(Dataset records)
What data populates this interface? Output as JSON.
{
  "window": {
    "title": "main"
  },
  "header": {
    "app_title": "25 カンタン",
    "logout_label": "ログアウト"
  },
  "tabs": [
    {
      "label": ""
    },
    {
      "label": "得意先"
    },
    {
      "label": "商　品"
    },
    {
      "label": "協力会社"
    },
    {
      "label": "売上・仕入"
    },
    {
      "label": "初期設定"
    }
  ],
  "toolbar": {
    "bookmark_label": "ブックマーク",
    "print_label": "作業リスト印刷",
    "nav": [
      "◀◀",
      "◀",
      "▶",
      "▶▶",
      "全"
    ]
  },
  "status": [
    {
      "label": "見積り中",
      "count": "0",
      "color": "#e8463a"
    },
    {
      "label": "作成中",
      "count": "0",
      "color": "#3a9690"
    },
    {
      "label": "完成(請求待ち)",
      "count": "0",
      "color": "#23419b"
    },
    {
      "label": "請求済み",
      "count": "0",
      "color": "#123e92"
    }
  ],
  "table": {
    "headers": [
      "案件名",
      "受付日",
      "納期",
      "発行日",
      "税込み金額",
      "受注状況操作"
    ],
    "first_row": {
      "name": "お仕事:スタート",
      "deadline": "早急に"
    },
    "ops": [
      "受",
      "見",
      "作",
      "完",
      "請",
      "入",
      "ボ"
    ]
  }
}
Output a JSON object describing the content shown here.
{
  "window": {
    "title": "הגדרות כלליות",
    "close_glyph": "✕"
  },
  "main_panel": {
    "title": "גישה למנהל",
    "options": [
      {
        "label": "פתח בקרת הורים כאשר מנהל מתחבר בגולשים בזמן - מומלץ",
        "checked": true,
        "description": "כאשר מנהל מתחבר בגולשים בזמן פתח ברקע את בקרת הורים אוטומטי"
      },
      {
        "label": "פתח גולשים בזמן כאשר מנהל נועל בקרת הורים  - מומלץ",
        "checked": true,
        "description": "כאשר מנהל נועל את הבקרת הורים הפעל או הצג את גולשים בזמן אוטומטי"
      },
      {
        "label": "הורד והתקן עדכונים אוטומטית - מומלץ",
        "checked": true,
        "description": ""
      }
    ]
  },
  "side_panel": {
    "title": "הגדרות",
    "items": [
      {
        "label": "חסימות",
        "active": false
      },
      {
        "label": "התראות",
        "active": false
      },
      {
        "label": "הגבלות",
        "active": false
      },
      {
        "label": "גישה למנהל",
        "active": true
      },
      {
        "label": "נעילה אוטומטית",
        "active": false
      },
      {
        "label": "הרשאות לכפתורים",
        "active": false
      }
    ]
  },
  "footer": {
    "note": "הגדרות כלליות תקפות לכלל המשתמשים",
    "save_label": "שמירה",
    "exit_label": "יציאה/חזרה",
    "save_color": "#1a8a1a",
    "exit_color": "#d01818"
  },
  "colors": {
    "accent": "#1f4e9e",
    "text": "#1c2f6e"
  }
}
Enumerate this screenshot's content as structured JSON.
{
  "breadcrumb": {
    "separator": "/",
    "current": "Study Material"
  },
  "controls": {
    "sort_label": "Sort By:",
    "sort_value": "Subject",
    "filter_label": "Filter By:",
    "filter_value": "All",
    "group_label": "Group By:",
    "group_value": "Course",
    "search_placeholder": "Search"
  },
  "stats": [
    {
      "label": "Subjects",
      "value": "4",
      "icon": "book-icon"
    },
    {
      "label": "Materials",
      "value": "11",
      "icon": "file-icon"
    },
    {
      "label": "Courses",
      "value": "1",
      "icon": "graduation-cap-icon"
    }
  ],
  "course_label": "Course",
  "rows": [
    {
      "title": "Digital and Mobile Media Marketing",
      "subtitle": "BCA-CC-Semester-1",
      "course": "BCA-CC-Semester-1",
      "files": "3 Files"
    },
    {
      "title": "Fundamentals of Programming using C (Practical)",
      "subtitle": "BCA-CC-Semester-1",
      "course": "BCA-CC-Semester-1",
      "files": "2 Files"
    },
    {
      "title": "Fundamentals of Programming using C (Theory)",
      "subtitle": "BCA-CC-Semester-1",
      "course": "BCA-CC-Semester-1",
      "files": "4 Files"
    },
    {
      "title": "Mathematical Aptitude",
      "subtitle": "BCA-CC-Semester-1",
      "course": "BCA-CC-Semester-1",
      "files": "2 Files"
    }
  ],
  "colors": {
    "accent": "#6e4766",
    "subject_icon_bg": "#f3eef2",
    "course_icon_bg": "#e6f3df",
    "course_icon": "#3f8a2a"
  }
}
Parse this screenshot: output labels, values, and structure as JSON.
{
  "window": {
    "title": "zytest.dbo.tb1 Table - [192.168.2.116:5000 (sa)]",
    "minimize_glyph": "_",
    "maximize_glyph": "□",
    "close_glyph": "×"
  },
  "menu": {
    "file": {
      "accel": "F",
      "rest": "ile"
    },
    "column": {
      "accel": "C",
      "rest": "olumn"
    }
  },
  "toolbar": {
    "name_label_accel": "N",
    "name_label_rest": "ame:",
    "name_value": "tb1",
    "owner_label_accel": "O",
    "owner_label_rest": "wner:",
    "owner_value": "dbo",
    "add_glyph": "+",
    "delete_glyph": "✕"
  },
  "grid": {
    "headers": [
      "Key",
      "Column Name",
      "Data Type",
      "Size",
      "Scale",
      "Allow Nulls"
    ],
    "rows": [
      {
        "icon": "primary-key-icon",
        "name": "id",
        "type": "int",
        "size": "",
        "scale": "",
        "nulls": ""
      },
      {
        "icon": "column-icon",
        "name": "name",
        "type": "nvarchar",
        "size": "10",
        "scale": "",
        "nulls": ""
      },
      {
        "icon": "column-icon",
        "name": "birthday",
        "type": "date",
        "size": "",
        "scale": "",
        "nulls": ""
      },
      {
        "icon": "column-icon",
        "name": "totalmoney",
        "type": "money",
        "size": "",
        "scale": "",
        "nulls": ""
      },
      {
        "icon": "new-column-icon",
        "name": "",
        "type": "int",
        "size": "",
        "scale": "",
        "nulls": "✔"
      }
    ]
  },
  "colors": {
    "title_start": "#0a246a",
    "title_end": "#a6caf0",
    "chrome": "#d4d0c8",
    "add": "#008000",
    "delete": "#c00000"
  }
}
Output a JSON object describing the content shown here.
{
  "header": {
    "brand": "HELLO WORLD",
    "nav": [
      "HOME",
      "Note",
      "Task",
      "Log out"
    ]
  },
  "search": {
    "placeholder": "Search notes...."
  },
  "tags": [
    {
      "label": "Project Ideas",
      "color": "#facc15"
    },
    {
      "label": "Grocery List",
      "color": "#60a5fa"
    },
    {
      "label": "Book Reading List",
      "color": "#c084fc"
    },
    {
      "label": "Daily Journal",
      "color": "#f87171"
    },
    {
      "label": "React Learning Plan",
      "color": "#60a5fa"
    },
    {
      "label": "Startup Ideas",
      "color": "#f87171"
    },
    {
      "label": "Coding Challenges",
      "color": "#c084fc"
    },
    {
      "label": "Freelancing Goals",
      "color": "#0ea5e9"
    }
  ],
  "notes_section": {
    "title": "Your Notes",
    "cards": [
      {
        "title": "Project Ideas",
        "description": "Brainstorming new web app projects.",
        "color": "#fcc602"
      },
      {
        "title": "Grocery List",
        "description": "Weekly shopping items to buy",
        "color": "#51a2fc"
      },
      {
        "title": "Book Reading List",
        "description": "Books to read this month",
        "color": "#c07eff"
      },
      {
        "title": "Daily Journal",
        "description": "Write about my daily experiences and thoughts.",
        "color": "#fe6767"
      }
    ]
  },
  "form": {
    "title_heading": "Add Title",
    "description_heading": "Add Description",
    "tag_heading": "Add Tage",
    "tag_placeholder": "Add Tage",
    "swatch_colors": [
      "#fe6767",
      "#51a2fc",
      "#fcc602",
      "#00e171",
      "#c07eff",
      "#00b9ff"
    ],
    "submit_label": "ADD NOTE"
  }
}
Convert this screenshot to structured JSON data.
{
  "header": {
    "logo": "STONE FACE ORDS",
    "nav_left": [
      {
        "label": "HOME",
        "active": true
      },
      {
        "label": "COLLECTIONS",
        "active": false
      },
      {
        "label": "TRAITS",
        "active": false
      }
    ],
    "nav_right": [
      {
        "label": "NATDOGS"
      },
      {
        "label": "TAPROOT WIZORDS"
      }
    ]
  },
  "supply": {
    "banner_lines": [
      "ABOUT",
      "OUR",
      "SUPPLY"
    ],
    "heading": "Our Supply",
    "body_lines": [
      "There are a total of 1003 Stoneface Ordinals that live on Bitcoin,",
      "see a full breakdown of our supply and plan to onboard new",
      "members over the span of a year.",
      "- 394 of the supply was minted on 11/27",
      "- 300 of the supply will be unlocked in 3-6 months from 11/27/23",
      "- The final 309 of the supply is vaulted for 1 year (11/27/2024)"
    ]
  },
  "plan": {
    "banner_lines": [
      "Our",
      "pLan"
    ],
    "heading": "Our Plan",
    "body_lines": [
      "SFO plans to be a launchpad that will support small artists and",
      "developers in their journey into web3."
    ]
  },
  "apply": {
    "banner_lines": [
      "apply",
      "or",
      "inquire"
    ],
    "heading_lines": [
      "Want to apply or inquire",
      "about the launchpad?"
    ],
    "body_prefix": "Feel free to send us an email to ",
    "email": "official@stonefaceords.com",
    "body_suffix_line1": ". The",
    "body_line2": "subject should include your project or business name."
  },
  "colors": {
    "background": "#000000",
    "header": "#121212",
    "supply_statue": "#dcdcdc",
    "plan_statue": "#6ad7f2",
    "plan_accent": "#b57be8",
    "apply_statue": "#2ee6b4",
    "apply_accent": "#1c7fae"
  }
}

Aim —
Tally the lines of the listing that include "מתחבר". Reply with nothing but the count.

Solution —
2